AIM OF THE TASK: Using the listing below, select the lines with the word "verified" and copy them.

Collected data entries
== == ==

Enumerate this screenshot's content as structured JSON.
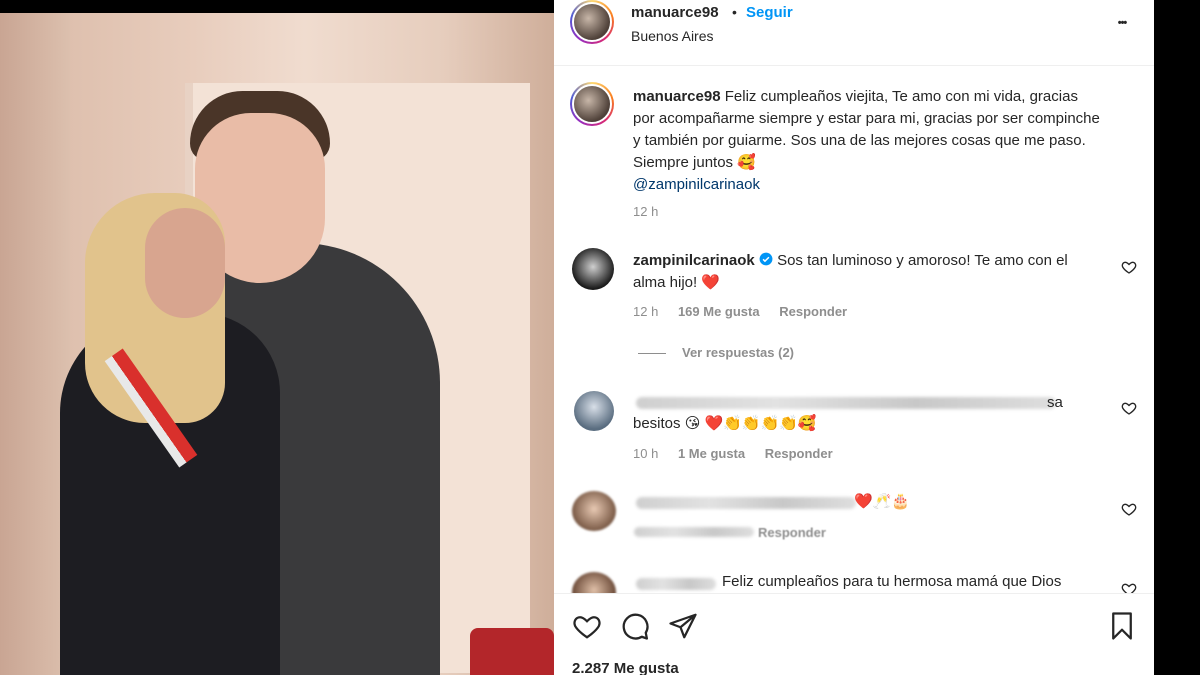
{
  "post": {
    "username": "manuarce98",
    "separator": "•",
    "follow_label": "Seguir",
    "location": "Buenos Aires",
    "more_label": "•••"
  },
  "caption": {
    "username": "manuarce98",
    "text": "Feliz cumpleaños viejita, Te amo con mi vida, gracias por acompañarme siempre y estar para mi, gracias por ser compinche y también por guiarme. Sos una de las mejores cosas que me paso. Siempre juntos 🥰",
    "mention": "@zampinilcarinaok",
    "time": "12 h"
  },
  "comments": [
    {
      "username": "zampinilcarinaok",
      "verified": true,
      "text": "Sos tan luminoso y amoroso! Te amo con el alma hijo! ❤️",
      "time": "12 h",
      "likes": "169 Me gusta",
      "reply": "Responder",
      "view_replies": "Ver respuestas (2)"
    },
    {
      "username": "",
      "text_suffix": "sa",
      "text": "besitos 😘 ❤️👏👏👏👏🥰",
      "time": "10 h",
      "likes": "1 Me gusta",
      "reply": "Responder"
    },
    {
      "username": "",
      "text": "❤️🥂🎂",
      "time": "",
      "likes": "",
      "reply": "Responder"
    },
    {
      "username": "",
      "text": "Feliz cumpleaños para tu hermosa mamá que Dios"
    }
  ],
  "footer": {
    "likes": "2.287 Me gusta"
  },
  "icons": {
    "like": "heart-icon",
    "comment": "comment-icon",
    "share": "send-icon",
    "save": "bookmark-icon",
    "verified": "verified-badge-icon"
  },
  "colors": {
    "link": "#0095f6",
    "mention": "#00376b",
    "secondary": "#8e8e8e",
    "verified": "#0095f6"
  }
}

== == ==

TASK ANSWER:
      "verified": true,
    "verified": "verified-badge-icon"
    "verified": "#0095f6"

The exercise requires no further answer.